Problem to work on:
Tally the lines that include the word "Например" and reply with nothing but the total.

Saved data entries
[start]

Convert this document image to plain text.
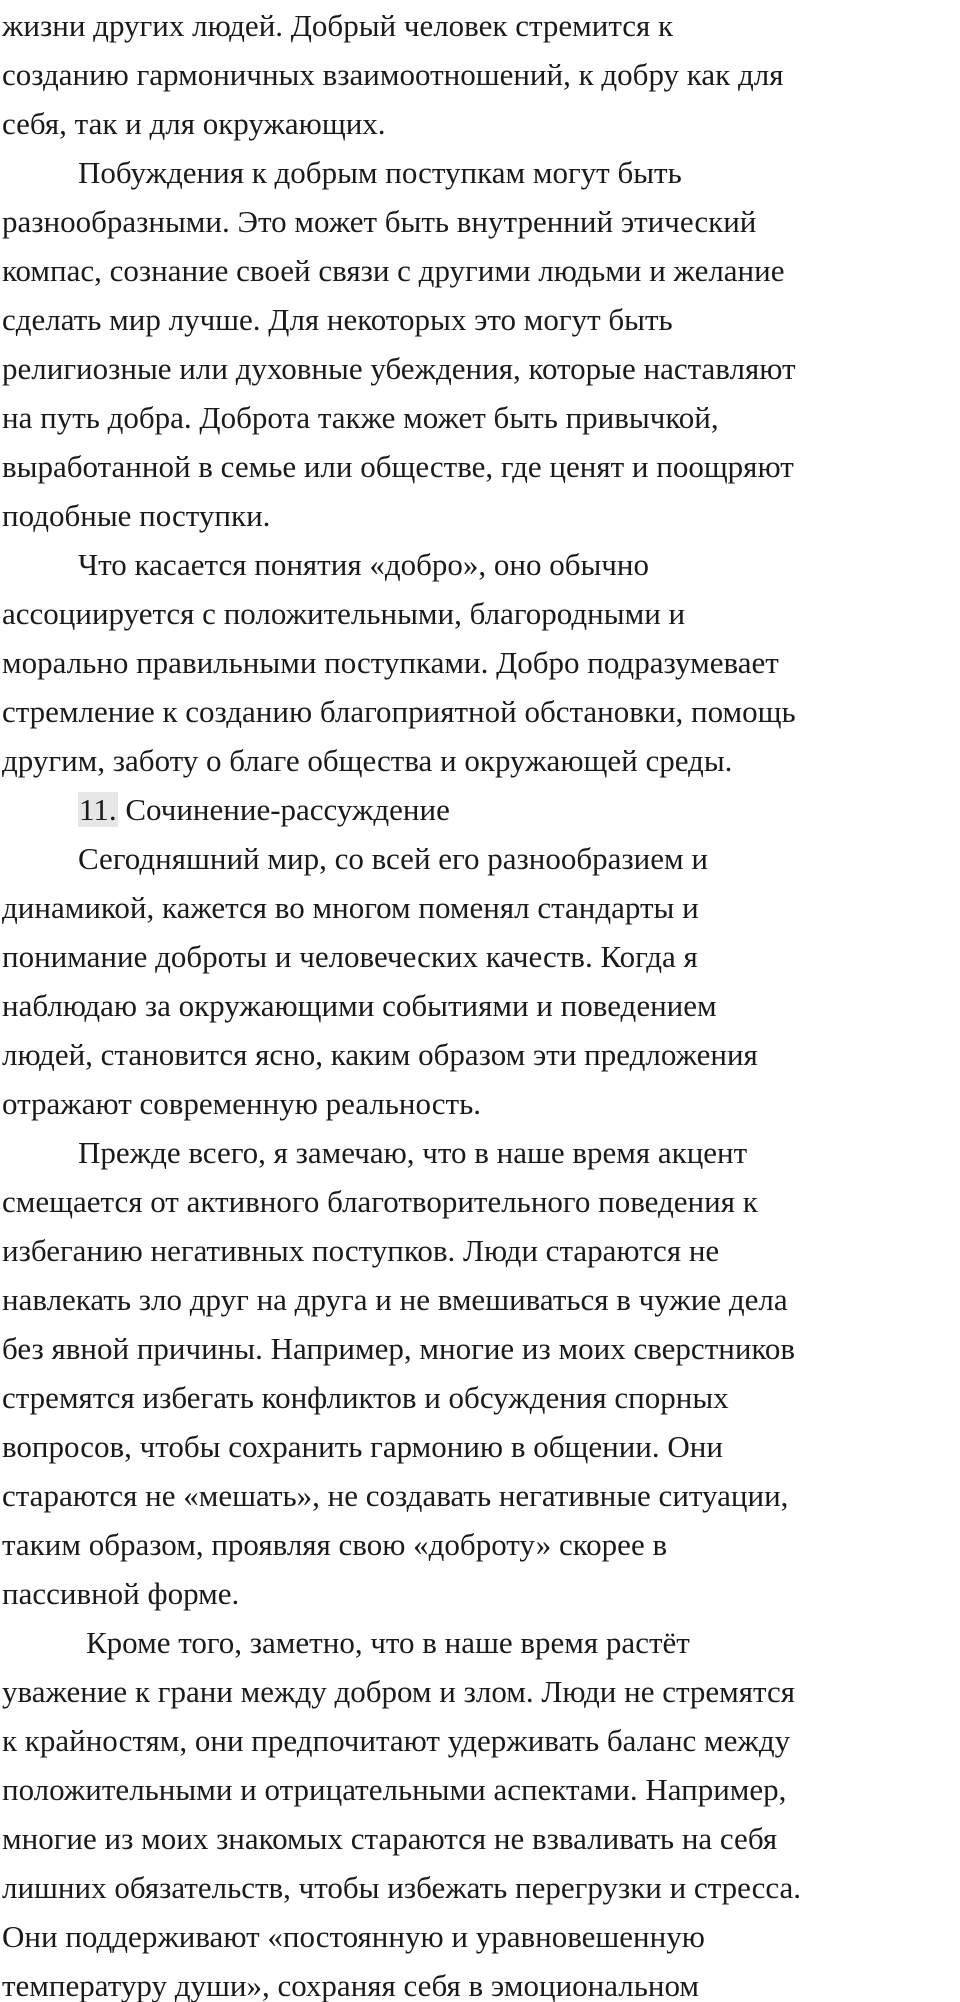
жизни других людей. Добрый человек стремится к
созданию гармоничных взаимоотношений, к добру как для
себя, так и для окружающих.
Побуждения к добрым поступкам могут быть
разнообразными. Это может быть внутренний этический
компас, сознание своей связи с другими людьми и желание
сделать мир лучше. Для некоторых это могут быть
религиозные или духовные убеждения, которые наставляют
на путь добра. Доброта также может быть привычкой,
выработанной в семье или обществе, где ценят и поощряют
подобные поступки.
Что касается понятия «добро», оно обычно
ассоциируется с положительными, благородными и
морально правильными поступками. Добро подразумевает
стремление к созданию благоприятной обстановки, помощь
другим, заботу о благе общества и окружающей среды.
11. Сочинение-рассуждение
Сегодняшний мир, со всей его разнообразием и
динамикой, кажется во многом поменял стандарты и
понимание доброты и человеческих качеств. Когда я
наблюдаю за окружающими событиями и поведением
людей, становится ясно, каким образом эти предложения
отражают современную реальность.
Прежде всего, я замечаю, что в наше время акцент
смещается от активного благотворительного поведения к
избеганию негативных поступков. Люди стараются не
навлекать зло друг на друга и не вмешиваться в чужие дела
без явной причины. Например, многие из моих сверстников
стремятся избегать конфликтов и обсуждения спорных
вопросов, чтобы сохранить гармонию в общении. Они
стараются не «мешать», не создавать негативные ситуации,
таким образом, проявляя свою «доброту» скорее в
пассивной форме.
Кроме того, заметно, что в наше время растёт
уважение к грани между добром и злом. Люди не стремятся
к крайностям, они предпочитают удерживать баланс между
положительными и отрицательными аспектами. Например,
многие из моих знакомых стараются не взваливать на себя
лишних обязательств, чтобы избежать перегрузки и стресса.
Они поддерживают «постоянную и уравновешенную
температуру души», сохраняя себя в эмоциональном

[end]
[start]

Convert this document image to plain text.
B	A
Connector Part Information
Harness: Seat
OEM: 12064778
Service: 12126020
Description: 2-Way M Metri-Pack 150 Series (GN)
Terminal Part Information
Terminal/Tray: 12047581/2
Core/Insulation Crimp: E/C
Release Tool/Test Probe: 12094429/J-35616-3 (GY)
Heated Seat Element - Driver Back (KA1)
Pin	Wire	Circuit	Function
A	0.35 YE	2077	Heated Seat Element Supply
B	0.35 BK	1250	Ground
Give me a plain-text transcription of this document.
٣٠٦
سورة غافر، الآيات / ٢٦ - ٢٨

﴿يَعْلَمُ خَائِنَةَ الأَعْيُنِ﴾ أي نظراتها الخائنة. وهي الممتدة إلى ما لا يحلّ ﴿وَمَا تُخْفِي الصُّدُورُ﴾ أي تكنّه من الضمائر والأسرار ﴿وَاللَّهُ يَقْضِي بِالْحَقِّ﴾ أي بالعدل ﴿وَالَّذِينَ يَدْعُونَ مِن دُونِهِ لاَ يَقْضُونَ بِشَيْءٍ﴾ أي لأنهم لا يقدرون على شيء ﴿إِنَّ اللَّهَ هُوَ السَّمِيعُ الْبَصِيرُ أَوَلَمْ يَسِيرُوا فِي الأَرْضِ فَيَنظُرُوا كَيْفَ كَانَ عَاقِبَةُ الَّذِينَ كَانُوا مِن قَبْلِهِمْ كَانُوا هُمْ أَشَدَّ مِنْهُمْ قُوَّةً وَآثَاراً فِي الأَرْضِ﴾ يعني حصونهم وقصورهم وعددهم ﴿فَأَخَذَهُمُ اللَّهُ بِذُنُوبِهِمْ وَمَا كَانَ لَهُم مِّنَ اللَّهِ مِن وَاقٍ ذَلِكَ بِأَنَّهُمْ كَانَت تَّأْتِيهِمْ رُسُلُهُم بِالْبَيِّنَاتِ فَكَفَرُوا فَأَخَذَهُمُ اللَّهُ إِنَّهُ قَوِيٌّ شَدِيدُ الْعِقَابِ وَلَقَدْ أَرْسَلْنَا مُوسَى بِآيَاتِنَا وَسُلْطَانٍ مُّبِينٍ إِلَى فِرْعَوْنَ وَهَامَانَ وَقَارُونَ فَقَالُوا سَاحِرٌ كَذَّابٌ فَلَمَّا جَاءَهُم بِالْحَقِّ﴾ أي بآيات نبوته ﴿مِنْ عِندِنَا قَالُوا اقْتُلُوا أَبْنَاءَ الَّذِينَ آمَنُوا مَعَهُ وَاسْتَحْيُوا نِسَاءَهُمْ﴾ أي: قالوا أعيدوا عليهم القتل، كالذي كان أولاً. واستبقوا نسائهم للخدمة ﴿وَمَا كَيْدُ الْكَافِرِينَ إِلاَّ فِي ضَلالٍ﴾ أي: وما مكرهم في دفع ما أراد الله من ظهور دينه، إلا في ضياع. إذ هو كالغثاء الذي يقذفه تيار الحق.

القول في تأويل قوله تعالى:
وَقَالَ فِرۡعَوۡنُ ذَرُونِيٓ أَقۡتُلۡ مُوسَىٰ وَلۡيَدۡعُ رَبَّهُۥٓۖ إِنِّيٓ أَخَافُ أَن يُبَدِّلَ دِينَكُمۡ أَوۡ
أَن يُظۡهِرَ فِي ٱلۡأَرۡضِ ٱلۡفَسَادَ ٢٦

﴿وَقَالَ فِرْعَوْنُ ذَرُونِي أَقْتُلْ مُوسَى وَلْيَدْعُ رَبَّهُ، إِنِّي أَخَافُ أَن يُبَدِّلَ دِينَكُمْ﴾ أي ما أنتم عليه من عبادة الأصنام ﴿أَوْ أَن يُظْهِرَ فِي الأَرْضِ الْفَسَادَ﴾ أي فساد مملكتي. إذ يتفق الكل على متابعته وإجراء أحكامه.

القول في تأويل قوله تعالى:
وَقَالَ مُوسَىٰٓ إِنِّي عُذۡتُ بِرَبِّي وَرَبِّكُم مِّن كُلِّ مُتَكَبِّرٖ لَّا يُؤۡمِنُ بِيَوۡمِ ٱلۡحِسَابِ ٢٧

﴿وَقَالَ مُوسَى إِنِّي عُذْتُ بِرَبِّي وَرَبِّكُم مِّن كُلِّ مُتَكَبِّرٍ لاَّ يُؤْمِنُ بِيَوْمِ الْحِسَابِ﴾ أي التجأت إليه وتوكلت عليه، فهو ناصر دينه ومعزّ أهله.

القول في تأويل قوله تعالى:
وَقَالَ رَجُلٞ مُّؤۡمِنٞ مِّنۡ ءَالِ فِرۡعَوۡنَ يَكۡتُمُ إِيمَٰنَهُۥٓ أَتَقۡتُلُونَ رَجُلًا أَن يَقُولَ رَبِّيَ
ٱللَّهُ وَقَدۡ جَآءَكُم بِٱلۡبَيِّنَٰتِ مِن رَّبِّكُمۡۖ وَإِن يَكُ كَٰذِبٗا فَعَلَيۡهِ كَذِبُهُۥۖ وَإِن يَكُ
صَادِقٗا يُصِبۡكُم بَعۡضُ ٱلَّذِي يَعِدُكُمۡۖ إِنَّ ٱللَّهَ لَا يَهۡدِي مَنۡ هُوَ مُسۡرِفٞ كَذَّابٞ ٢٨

[end]

Solution to the problem:
2